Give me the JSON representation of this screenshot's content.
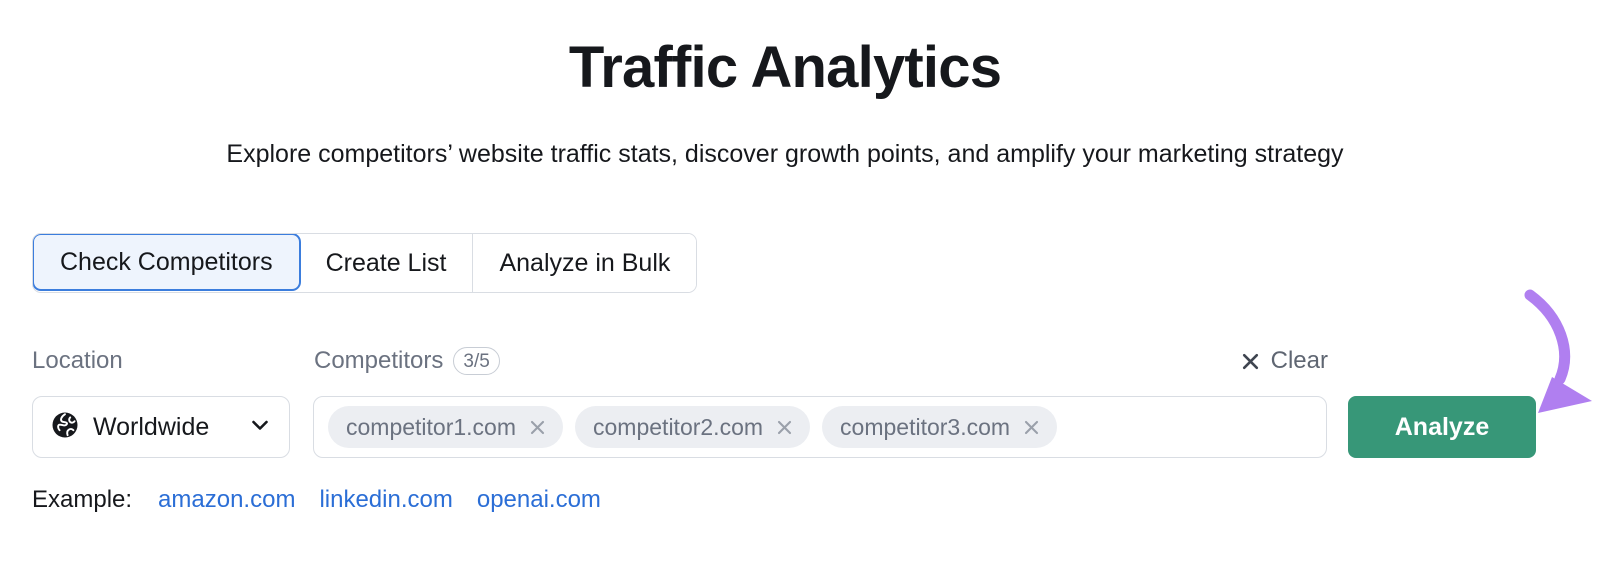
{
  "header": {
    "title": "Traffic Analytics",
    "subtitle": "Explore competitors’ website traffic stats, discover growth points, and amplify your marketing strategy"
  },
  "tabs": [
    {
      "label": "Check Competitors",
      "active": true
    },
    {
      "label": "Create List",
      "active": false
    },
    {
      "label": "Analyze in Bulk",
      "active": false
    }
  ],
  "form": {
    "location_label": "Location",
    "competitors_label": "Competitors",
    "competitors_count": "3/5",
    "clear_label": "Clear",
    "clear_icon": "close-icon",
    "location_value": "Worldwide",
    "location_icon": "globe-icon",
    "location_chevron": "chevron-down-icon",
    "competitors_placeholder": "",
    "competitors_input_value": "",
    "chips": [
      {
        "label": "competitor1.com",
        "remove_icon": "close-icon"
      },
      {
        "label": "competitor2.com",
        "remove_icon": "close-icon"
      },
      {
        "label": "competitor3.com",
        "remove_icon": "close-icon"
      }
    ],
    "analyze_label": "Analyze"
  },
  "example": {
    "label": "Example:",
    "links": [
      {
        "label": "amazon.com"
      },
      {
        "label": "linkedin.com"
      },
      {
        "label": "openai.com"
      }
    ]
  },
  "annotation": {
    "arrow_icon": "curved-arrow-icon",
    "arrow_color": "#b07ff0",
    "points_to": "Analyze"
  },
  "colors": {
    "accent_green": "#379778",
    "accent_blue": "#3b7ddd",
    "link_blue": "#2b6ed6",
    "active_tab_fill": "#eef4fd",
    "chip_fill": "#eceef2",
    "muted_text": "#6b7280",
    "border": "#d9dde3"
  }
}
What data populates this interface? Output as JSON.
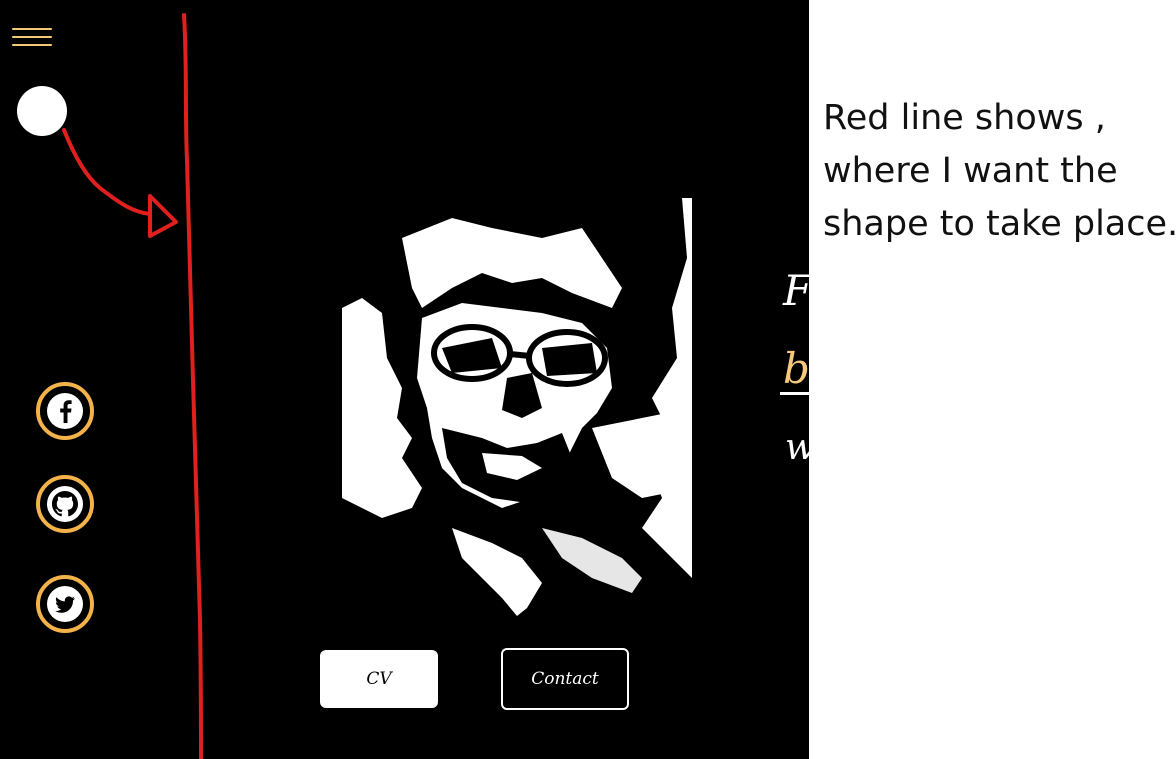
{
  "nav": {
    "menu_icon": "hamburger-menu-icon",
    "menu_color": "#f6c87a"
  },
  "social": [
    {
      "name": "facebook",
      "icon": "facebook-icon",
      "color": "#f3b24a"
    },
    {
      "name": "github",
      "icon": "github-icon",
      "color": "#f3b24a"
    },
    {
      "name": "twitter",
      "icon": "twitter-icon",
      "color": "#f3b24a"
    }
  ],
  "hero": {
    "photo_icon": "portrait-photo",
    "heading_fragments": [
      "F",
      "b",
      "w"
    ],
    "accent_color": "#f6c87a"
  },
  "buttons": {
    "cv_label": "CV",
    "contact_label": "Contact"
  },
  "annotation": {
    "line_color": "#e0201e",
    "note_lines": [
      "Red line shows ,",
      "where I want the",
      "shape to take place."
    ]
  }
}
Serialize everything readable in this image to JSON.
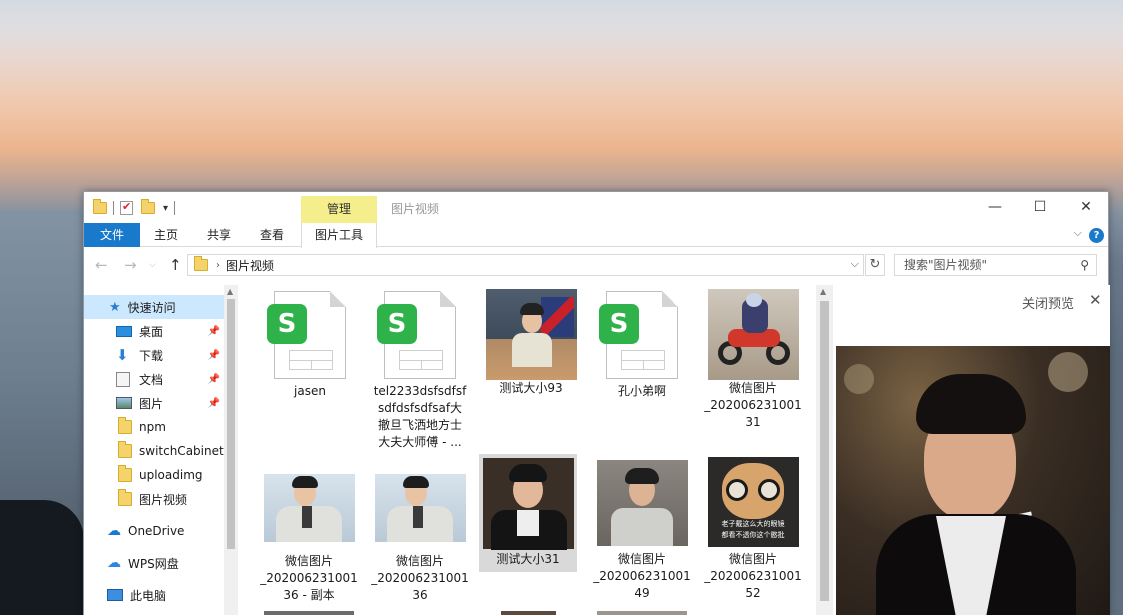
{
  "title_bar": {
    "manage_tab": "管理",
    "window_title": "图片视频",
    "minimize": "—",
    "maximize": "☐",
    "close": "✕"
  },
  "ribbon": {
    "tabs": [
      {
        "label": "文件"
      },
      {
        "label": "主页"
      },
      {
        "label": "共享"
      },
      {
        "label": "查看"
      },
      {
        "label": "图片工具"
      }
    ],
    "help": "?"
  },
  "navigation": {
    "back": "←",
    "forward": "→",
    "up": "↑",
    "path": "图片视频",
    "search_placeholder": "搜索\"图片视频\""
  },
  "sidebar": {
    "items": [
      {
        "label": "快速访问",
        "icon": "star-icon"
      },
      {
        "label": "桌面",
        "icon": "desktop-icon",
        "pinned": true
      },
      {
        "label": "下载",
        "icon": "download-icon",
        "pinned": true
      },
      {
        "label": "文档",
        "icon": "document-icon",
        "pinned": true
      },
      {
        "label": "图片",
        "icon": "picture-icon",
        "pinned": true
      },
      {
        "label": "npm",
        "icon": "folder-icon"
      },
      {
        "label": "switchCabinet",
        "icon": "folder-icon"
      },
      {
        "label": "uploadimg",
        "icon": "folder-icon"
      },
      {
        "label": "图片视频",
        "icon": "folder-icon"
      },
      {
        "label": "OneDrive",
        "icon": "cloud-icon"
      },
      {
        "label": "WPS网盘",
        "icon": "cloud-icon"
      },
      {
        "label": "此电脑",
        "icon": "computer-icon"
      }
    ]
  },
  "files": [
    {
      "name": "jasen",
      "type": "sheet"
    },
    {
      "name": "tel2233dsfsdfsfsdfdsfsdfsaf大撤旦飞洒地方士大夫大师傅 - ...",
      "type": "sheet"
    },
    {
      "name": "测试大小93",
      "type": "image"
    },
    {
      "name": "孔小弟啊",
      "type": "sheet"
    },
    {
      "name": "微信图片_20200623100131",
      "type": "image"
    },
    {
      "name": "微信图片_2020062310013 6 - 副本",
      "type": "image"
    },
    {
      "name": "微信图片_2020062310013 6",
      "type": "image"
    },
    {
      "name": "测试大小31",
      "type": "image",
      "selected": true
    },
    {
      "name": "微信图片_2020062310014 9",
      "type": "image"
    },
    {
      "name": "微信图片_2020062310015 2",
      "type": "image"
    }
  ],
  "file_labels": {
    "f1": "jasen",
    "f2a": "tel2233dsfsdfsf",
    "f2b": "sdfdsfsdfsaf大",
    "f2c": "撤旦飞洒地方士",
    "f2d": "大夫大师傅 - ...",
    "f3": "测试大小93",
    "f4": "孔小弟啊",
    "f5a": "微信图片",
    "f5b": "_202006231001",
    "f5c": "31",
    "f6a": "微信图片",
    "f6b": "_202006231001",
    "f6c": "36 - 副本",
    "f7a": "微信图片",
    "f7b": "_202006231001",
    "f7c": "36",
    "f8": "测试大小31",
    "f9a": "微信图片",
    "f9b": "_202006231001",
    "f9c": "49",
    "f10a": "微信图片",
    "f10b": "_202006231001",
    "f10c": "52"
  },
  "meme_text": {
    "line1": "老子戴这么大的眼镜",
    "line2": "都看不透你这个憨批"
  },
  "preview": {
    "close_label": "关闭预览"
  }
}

◆ What you are asked to do
Using the material above, set down every line exactly, but skip the pictures.

◆ Problem solution
Give me the JSON representation of this screenshot's content.
{
  "header": {
    "title": "Traffic Analytics",
    "subtitle": "Explore competitors’ website traffic stats, discover growth points, and amplify your marketing strategy"
  },
  "tabs": [
    {
      "label": "Check Competitors",
      "active": true
    },
    {
      "label": "Create List",
      "active": false
    },
    {
      "label": "Analyze in Bulk",
      "active": false
    }
  ],
  "form": {
    "location_label": "Location",
    "competitors_label": "Competitors",
    "competitors_count": "3/5",
    "clear_label": "Clear",
    "clear_icon": "close-icon",
    "location_value": "Worldwide",
    "location_icon": "globe-icon",
    "location_chevron": "chevron-down-icon",
    "competitors_placeholder": "",
    "competitors_input_value": "",
    "chips": [
      {
        "label": "competitor1.com",
        "remove_icon": "close-icon"
      },
      {
        "label": "competitor2.com",
        "remove_icon": "close-icon"
      },
      {
        "label": "competitor3.com",
        "remove_icon": "close-icon"
      }
    ],
    "analyze_label": "Analyze"
  },
  "example": {
    "label": "Example:",
    "links": [
      {
        "label": "amazon.com"
      },
      {
        "label": "linkedin.com"
      },
      {
        "label": "openai.com"
      }
    ]
  },
  "annotation": {
    "arrow_icon": "curved-arrow-icon",
    "arrow_color": "#b07ff0",
    "points_to": "Analyze"
  },
  "colors": {
    "accent_green": "#379778",
    "accent_blue": "#3b7ddd",
    "link_blue": "#2b6ed6",
    "active_tab_fill": "#eef4fd",
    "chip_fill": "#eceef2",
    "muted_text": "#6b7280",
    "border": "#d9dde3"
  }
}
What data populates this interface? Output as JSON.
{
  "nav": {
    "menu_icon": "hamburger-menu-icon",
    "menu_color": "#f6c87a"
  },
  "social": [
    {
      "name": "facebook",
      "icon": "facebook-icon",
      "color": "#f3b24a"
    },
    {
      "name": "github",
      "icon": "github-icon",
      "color": "#f3b24a"
    },
    {
      "name": "twitter",
      "icon": "twitter-icon",
      "color": "#f3b24a"
    }
  ],
  "hero": {
    "photo_icon": "portrait-photo",
    "heading_fragments": [
      "F",
      "b",
      "w"
    ],
    "accent_color": "#f6c87a"
  },
  "buttons": {
    "cv_label": "CV",
    "contact_label": "Contact"
  },
  "annotation": {
    "line_color": "#e0201e",
    "note_lines": [
      "Red line shows ,",
      "where I want the",
      "shape to take place."
    ]
  }
}
Serialize everything readable in this image to JSON.
{
  "title_bar": {
    "manage_tab": "管理",
    "window_title": "图片视频",
    "minimize": "—",
    "maximize": "☐",
    "close": "✕"
  },
  "ribbon": {
    "tabs": [
      {
        "label": "文件"
      },
      {
        "label": "主页"
      },
      {
        "label": "共享"
      },
      {
        "label": "查看"
      },
      {
        "label": "图片工具"
      }
    ],
    "help": "?"
  },
  "navigation": {
    "back": "←",
    "forward": "→",
    "up": "↑",
    "path": "图片视频",
    "search_placeholder": "搜索\"图片视频\""
  },
  "sidebar": {
    "items": [
      {
        "label": "快速访问",
        "icon": "star-icon"
      },
      {
        "label": "桌面",
        "icon": "desktop-icon",
        "pinned": true
      },
      {
        "label": "下载",
        "icon": "download-icon",
        "pinned": true
      },
      {
        "label": "文档",
        "icon": "document-icon",
        "pinned": true
      },
      {
        "label": "图片",
        "icon": "picture-icon",
        "pinned": true
      },
      {
        "label": "npm",
        "icon": "folder-icon"
      },
      {
        "label": "switchCabinet",
        "icon": "folder-icon"
      },
      {
        "label": "uploadimg",
        "icon": "folder-icon"
      },
      {
        "label": "图片视频",
        "icon": "folder-icon"
      },
      {
        "label": "OneDrive",
        "icon": "cloud-icon"
      },
      {
        "label": "WPS网盘",
        "icon": "cloud-icon"
      },
      {
        "label": "此电脑",
        "icon": "computer-icon"
      }
    ]
  },
  "files": [
    {
      "name": "jasen",
      "type": "sheet"
    },
    {
      "name": "tel2233dsfsdfsfsdfdsfsdfsaf大撤旦飞洒地方士大夫大师傅 - ...",
      "type": "sheet"
    },
    {
      "name": "测试大小93",
      "type": "image"
    },
    {
      "name": "孔小弟啊",
      "type": "sheet"
    },
    {
      "name": "微信图片_20200623100131",
      "type": "image"
    },
    {
      "name": "微信图片_2020062310013 6 - 副本",
      "type": "image"
    },
    {
      "name": "微信图片_2020062310013 6",
      "type": "image"
    },
    {
      "name": "测试大小31",
      "type": "image",
      "selected": true
    },
    {
      "name": "微信图片_2020062310014 9",
      "type": "image"
    },
    {
      "name": "微信图片_2020062310015 2",
      "type": "image"
    }
  ],
  "file_labels": {
    "f1": "jasen",
    "f2a": "tel2233dsfsdfsf",
    "f2b": "sdfdsfsdfsaf大",
    "f2c": "撤旦飞洒地方士",
    "f2d": "大夫大师傅 - ...",
    "f3": "测试大小93",
    "f4": "孔小弟啊",
    "f5a": "微信图片",
    "f5b": "_202006231001",
    "f5c": "31",
    "f6a": "微信图片",
    "f6b": "_202006231001",
    "f6c": "36 - 副本",
    "f7a": "微信图片",
    "f7b": "_202006231001",
    "f7c": "36",
    "f8": "测试大小31",
    "f9a": "微信图片",
    "f9b": "_202006231001",
    "f9c": "49",
    "f10a": "微信图片",
    "f10b": "_202006231001",
    "f10c": "52"
  },
  "meme_text": {
    "line1": "老子戴这么大的眼镜",
    "line2": "都看不透你这个憨批"
  },
  "preview": {
    "close_label": "关闭预览"
  }
}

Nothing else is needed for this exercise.